Look through the lines below and extract each one that contains "Police".

Saved entries:
• • • •

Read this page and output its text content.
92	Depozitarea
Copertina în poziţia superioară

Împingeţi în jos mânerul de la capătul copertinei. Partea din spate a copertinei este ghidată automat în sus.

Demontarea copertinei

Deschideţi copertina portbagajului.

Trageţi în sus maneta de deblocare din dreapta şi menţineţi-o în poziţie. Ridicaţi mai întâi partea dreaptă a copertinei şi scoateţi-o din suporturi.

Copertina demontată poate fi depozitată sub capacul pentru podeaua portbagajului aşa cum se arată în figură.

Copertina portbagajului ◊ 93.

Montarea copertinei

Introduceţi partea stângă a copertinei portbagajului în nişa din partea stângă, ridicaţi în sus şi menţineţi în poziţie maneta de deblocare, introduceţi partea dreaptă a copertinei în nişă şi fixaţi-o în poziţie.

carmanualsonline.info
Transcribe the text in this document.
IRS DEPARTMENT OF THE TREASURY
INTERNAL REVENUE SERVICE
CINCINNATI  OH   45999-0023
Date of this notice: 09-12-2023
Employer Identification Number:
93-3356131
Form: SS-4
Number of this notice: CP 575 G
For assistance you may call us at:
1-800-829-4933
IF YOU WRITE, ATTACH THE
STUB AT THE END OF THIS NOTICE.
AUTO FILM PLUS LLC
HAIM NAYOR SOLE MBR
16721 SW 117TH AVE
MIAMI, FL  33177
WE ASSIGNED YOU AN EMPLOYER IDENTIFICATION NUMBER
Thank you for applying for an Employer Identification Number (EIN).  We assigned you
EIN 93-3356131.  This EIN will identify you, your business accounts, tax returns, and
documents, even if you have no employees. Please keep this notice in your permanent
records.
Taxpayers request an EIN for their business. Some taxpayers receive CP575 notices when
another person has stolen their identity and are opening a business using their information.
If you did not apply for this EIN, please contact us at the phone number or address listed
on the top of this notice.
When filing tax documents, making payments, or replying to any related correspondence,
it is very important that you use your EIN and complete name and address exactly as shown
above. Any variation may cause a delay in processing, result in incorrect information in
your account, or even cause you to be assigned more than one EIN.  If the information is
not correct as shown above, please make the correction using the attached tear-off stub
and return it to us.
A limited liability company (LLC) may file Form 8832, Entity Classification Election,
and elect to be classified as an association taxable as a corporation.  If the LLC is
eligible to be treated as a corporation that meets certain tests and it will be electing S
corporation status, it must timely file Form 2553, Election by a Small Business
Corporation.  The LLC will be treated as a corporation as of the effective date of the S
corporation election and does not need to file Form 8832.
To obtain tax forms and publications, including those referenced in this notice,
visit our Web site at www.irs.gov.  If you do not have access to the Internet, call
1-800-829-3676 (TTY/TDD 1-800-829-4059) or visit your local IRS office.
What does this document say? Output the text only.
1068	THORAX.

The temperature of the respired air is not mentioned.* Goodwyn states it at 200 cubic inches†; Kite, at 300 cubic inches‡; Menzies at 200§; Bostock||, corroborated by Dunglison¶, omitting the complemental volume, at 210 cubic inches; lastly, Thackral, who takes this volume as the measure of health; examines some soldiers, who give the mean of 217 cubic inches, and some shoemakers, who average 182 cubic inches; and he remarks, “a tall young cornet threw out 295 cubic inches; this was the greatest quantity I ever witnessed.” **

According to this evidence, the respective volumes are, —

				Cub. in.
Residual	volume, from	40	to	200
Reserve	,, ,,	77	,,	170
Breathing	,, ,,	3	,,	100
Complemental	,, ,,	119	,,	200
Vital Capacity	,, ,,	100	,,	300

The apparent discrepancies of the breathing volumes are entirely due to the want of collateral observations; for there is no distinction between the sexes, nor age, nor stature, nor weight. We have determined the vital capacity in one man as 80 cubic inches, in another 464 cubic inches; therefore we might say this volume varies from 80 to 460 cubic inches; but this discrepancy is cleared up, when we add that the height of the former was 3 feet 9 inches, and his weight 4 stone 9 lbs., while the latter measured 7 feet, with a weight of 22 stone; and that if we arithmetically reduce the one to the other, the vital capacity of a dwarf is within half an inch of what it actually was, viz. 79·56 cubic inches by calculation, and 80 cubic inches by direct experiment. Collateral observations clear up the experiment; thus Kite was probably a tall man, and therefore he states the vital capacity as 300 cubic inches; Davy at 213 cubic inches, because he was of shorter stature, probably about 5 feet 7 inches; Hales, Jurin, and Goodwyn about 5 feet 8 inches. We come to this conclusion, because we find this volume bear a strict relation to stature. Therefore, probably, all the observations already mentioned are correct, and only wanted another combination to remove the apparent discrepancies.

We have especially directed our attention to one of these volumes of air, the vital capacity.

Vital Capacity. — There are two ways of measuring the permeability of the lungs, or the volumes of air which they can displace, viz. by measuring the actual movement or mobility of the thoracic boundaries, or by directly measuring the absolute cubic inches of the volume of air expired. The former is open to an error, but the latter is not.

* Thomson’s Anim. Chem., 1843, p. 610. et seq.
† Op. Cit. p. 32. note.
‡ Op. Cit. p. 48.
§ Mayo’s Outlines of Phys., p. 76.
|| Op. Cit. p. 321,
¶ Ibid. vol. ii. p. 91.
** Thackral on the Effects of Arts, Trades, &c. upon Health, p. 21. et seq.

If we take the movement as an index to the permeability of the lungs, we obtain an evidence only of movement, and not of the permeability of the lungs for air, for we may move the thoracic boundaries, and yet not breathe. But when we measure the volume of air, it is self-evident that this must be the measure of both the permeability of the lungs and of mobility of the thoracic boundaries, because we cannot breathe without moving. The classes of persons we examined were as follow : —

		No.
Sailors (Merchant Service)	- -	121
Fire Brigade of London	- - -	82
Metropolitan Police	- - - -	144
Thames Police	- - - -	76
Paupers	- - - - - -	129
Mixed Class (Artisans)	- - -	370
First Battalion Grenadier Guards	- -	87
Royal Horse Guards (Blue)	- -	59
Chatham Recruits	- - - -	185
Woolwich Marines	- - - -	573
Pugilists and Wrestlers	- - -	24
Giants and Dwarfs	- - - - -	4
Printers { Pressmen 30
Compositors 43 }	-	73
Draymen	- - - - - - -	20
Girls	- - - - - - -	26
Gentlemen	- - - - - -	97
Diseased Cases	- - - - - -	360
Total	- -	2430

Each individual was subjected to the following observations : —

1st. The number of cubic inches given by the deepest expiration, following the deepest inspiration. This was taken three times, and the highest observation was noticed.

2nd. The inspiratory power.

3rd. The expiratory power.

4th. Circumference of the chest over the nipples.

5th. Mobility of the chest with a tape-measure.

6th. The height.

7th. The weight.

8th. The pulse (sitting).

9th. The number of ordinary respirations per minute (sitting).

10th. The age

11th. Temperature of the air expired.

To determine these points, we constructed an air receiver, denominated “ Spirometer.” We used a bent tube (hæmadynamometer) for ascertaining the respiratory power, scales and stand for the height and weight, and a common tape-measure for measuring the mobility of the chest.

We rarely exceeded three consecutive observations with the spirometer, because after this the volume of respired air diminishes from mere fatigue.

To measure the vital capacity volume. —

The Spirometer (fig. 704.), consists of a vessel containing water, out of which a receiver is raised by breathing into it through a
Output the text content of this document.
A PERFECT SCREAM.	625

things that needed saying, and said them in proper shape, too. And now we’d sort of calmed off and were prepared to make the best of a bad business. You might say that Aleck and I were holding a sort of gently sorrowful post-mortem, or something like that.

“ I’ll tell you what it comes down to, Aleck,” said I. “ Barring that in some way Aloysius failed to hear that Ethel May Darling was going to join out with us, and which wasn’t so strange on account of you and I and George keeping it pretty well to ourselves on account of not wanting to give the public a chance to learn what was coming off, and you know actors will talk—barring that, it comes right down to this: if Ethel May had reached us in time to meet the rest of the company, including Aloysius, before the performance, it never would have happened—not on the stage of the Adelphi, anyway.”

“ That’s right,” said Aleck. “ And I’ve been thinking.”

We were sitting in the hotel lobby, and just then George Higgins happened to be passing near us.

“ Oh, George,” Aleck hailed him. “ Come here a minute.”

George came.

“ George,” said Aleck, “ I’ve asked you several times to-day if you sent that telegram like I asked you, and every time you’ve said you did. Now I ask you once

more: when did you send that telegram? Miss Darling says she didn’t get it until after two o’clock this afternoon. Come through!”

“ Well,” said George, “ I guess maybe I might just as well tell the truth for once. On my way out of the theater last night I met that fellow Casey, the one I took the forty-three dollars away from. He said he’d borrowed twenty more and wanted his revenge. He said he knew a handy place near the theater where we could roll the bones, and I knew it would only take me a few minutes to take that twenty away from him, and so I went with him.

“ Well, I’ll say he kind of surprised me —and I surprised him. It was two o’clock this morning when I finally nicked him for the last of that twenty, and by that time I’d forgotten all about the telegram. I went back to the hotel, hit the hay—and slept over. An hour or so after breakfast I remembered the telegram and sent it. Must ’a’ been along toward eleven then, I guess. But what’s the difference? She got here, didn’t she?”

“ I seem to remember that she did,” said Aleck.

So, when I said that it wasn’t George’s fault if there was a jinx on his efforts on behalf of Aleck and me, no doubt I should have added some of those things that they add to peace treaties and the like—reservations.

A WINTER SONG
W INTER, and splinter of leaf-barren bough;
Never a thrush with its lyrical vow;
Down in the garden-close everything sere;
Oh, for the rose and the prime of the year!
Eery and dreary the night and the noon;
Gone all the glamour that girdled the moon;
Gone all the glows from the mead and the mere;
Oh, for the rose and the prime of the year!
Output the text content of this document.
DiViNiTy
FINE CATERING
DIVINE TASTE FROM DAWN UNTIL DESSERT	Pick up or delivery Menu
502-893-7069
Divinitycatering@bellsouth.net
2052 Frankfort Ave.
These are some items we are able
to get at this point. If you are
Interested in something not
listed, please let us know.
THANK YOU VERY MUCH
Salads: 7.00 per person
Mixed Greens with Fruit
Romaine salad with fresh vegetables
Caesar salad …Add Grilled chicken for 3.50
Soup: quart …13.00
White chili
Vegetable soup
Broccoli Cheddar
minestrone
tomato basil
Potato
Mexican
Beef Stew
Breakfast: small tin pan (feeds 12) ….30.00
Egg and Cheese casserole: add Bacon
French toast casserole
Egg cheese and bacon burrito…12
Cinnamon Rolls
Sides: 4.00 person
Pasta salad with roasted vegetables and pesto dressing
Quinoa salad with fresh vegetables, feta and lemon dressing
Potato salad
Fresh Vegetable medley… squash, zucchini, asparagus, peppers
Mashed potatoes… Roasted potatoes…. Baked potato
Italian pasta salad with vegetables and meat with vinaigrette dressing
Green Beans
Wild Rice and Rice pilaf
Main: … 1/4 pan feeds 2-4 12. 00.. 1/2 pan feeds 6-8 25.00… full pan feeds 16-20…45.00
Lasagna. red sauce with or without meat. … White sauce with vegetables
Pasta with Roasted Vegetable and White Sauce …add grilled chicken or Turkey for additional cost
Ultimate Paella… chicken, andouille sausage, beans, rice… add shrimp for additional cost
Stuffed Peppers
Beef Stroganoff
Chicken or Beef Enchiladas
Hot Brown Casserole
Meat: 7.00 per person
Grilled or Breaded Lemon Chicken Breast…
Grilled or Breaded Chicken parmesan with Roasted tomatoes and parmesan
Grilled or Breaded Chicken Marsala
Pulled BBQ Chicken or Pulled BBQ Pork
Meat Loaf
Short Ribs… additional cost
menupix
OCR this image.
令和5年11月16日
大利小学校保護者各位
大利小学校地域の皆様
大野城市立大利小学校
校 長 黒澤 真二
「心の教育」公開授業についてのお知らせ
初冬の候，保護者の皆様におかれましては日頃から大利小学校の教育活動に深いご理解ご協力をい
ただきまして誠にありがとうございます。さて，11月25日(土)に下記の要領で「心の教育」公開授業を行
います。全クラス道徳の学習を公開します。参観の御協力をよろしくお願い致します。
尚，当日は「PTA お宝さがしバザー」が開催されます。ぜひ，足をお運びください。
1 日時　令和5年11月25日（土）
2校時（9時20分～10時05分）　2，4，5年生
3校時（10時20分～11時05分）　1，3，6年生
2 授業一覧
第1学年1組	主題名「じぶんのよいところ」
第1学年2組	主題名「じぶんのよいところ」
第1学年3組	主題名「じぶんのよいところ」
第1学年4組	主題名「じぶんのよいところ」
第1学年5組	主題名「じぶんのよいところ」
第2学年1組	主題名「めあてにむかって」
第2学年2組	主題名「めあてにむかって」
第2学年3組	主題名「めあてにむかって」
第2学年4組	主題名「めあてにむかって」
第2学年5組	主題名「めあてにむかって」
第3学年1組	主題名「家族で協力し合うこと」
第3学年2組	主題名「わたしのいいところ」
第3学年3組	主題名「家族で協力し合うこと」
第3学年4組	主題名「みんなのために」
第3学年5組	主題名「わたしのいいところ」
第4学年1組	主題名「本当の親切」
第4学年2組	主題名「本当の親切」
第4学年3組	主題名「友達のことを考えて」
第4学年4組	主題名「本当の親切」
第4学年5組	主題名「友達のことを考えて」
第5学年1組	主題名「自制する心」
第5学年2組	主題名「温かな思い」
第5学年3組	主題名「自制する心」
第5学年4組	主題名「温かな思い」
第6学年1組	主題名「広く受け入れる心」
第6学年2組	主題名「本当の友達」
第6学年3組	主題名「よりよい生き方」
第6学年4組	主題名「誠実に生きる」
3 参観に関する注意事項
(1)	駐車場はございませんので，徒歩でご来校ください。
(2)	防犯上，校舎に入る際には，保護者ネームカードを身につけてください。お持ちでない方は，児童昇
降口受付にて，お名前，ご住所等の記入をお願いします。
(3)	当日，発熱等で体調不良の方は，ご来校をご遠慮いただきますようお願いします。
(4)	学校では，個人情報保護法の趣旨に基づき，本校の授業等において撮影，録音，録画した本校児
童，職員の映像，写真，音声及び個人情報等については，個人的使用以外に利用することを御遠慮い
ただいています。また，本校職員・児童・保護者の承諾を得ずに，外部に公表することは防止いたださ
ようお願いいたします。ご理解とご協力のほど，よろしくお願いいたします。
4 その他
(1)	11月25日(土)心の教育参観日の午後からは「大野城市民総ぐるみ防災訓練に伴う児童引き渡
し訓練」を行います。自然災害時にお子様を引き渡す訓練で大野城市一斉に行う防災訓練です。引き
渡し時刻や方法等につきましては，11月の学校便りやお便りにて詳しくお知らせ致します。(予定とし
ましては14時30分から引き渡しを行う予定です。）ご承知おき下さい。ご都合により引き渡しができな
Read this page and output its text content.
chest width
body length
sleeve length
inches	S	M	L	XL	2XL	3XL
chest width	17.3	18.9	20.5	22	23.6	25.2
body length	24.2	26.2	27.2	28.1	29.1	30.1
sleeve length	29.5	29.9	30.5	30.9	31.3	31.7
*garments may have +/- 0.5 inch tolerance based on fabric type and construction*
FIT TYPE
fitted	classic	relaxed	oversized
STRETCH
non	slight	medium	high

• • • •

• **Solution to the exercise**
Metropolitan Police	- - - -	144
Thames Police	- - - -	76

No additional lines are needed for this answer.